[start of The data]
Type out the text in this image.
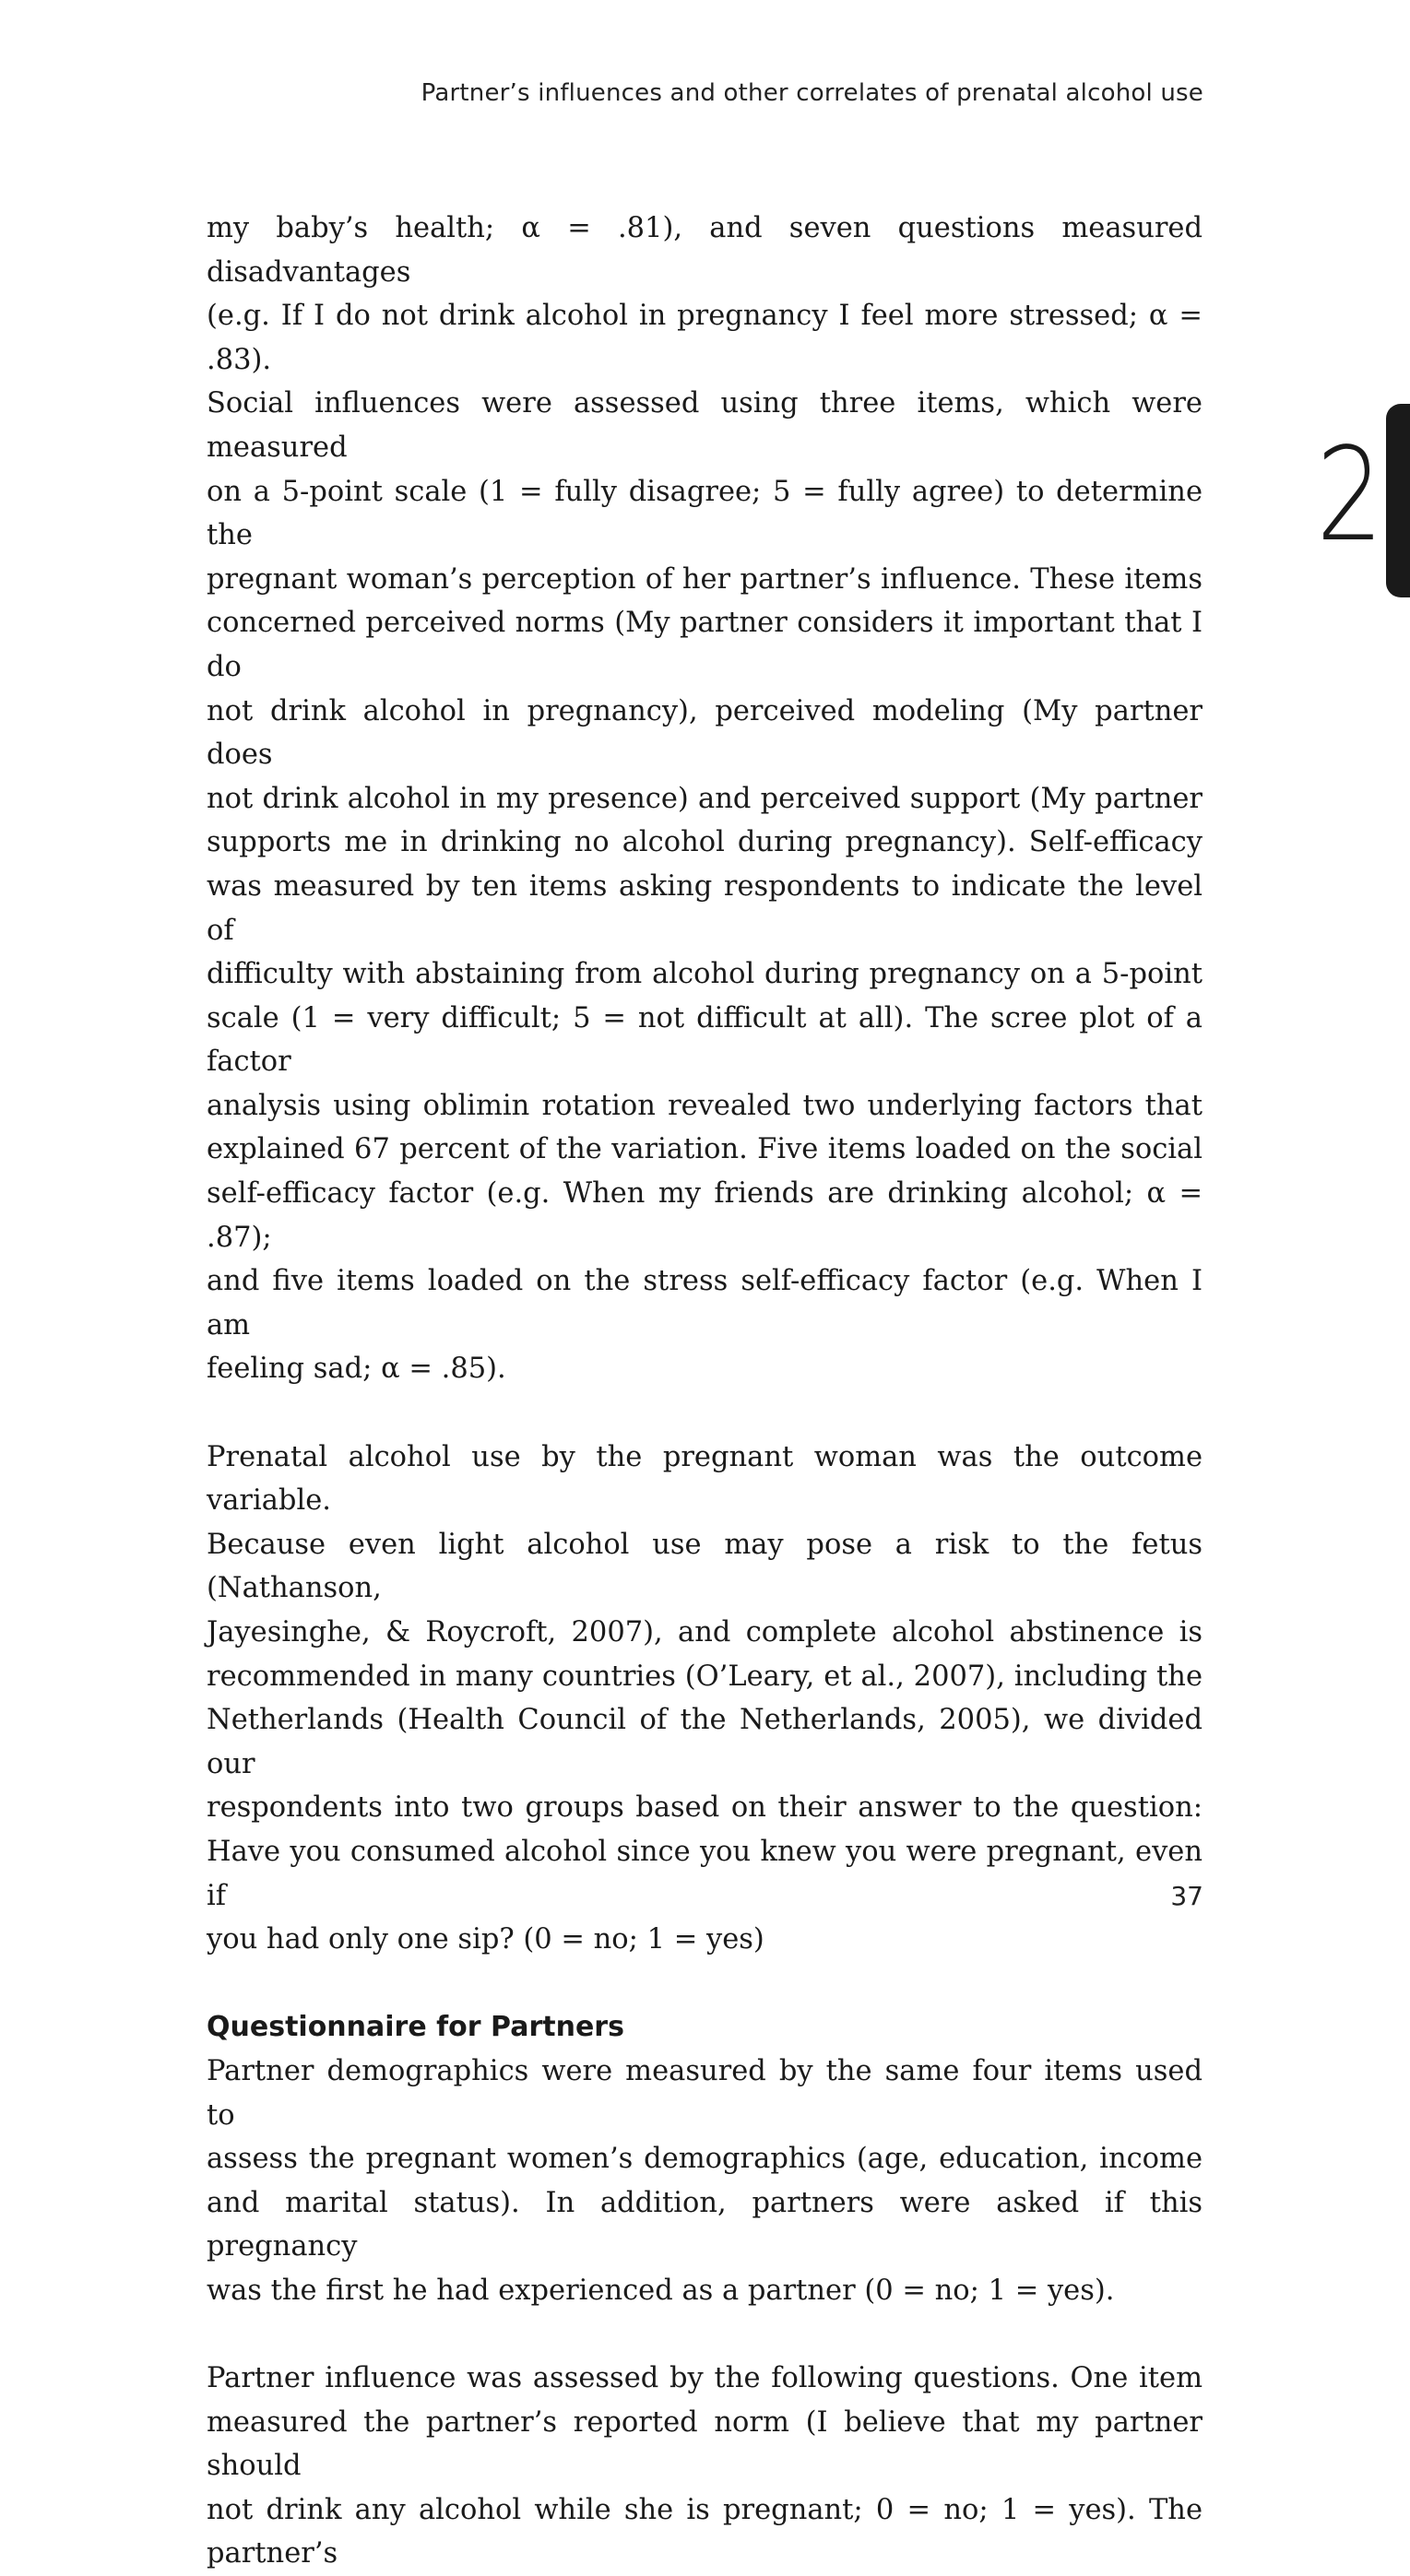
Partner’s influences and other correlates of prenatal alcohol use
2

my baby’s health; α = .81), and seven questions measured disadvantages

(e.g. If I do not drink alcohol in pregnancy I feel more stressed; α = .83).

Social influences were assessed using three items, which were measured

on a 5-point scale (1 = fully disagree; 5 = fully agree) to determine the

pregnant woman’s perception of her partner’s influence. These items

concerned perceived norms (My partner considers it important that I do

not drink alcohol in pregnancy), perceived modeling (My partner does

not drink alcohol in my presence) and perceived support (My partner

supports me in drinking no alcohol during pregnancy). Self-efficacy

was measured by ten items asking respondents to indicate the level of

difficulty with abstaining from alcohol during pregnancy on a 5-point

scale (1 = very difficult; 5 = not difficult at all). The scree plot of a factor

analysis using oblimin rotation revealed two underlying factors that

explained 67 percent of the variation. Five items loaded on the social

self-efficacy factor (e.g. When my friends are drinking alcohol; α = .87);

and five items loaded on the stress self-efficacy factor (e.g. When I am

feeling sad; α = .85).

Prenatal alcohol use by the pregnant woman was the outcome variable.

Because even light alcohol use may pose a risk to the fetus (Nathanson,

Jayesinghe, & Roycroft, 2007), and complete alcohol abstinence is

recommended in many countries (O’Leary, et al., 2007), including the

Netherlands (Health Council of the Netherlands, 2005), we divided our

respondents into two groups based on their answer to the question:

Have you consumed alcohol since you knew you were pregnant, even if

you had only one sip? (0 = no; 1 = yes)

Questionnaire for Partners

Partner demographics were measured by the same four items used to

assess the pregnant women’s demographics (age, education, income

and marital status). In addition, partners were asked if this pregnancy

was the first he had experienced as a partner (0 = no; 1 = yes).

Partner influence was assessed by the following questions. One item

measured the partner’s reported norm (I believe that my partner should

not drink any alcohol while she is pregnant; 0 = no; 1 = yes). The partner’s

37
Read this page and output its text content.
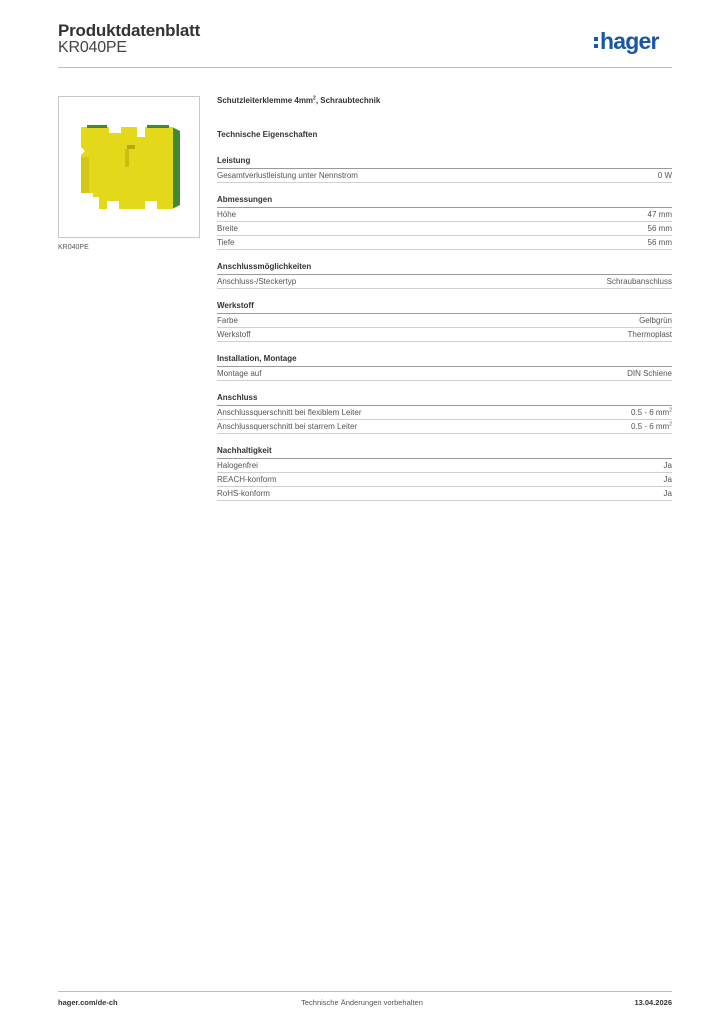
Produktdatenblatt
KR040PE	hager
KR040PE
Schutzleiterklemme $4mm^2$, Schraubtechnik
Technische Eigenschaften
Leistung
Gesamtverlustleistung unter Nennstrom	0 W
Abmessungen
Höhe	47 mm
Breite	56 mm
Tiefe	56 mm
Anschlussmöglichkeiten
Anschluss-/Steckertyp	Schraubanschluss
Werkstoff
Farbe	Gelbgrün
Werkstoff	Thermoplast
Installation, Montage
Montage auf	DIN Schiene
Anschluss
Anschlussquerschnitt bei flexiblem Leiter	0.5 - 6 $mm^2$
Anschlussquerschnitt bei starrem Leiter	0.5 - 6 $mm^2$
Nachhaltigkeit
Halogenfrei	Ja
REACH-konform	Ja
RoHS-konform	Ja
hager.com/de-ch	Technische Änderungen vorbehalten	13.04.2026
[end of The data]
**Exercise directions**:
Report all lines of the data above that include the string "scale".

**Result for this exercise**:
on a 5-point scale (1 = fully disagree; 5 = fully agree) to determine the
scale (1 = very difficult; 5 = not difficult at all). The scree plot of a factor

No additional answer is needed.